## [Exercise]
Locate every line in the material below that has the word "completion". Copy each of those lines.

## [Input records]
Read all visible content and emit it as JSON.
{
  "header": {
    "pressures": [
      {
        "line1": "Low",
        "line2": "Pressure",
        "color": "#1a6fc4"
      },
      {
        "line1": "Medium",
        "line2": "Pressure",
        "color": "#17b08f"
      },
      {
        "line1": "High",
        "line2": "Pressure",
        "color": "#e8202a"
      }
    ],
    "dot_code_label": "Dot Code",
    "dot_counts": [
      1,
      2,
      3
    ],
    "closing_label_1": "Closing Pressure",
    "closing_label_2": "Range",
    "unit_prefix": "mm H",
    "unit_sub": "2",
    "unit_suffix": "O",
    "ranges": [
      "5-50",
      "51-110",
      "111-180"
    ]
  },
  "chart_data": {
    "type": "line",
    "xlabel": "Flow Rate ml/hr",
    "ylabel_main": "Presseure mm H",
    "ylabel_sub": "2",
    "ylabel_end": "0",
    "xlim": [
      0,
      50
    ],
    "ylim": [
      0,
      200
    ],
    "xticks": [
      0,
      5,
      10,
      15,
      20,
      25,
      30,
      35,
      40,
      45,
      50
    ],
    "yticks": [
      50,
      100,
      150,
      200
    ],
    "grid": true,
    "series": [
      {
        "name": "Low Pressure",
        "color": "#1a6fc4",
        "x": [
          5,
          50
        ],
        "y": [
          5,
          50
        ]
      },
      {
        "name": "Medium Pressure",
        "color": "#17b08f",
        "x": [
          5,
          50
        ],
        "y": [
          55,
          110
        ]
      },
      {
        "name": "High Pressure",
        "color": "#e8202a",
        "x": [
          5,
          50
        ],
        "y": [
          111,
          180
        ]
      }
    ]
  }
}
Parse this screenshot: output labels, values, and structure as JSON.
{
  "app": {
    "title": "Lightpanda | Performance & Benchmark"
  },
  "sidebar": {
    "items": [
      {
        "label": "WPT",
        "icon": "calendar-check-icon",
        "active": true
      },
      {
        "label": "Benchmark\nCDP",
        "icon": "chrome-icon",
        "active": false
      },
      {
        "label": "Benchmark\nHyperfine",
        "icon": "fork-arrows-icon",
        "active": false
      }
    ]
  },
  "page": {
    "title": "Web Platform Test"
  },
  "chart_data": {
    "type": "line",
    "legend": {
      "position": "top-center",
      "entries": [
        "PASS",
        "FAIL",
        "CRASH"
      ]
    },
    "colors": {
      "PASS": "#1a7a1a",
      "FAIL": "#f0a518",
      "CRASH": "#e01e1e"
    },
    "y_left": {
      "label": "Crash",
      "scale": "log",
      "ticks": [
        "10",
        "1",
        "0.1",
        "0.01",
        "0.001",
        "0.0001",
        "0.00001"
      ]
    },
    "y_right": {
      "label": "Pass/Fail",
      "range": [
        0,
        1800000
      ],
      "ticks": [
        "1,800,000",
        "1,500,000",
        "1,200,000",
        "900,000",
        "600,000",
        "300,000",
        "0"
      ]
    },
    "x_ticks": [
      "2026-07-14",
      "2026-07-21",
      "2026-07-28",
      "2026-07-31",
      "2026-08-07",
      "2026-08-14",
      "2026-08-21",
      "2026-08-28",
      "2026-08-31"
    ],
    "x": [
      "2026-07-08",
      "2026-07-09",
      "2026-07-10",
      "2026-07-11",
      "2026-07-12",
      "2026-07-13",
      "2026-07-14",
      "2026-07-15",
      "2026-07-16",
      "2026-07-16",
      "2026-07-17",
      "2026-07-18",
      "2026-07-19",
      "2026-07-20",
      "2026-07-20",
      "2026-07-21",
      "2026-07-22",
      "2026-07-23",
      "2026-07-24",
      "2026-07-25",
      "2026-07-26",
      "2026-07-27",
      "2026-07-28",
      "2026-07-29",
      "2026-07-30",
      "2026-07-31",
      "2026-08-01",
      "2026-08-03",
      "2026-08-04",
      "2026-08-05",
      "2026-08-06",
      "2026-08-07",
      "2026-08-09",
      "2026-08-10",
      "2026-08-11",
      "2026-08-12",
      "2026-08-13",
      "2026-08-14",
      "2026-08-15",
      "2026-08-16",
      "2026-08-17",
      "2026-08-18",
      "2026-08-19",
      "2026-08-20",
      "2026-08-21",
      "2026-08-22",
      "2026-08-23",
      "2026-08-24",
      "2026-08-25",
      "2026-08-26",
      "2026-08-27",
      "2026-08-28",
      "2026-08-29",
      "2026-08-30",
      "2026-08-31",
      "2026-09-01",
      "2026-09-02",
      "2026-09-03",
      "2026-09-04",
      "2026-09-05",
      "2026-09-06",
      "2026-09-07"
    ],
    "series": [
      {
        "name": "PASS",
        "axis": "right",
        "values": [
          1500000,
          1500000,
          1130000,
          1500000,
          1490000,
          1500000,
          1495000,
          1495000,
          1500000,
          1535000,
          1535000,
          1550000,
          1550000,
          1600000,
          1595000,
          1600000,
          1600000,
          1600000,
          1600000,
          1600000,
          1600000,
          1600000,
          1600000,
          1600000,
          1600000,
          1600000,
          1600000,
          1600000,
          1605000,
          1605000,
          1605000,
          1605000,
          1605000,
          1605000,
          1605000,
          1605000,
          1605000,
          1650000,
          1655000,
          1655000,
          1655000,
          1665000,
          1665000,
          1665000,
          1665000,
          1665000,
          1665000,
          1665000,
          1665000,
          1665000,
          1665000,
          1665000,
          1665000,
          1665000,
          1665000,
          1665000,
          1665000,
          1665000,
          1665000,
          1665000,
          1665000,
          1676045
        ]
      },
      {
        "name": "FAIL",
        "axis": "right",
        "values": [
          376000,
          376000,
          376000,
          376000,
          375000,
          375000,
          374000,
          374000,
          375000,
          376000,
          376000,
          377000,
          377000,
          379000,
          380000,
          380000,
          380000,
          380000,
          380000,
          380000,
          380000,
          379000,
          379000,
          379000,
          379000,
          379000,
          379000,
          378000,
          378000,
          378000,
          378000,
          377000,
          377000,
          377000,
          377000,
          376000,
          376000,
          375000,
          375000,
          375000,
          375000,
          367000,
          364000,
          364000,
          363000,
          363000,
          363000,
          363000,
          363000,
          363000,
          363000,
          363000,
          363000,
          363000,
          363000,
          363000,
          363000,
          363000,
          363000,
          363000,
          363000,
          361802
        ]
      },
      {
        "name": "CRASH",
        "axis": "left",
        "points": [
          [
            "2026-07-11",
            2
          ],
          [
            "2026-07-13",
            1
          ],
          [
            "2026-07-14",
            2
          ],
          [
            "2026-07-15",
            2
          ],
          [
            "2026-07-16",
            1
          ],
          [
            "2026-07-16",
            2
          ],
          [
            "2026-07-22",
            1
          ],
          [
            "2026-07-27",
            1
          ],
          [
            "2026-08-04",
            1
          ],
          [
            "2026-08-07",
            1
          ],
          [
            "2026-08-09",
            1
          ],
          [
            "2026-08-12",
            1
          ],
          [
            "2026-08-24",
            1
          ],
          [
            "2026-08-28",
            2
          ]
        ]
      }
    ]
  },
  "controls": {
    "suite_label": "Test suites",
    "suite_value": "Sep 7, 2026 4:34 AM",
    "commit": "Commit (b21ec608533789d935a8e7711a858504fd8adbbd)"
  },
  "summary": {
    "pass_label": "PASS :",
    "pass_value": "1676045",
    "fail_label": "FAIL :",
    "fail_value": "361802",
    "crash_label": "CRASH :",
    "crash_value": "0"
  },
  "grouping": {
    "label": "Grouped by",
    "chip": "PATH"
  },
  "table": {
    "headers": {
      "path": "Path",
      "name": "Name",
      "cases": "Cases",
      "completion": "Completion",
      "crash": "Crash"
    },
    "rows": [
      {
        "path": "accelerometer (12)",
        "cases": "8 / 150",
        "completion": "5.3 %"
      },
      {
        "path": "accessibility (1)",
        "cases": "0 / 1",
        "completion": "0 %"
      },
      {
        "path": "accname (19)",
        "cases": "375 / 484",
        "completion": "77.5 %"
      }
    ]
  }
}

## [Output of the exercise]
      "completion": "Completion",
        "completion": "5.3 %"
        "completion": "0 %"
        "completion": "77.5 %"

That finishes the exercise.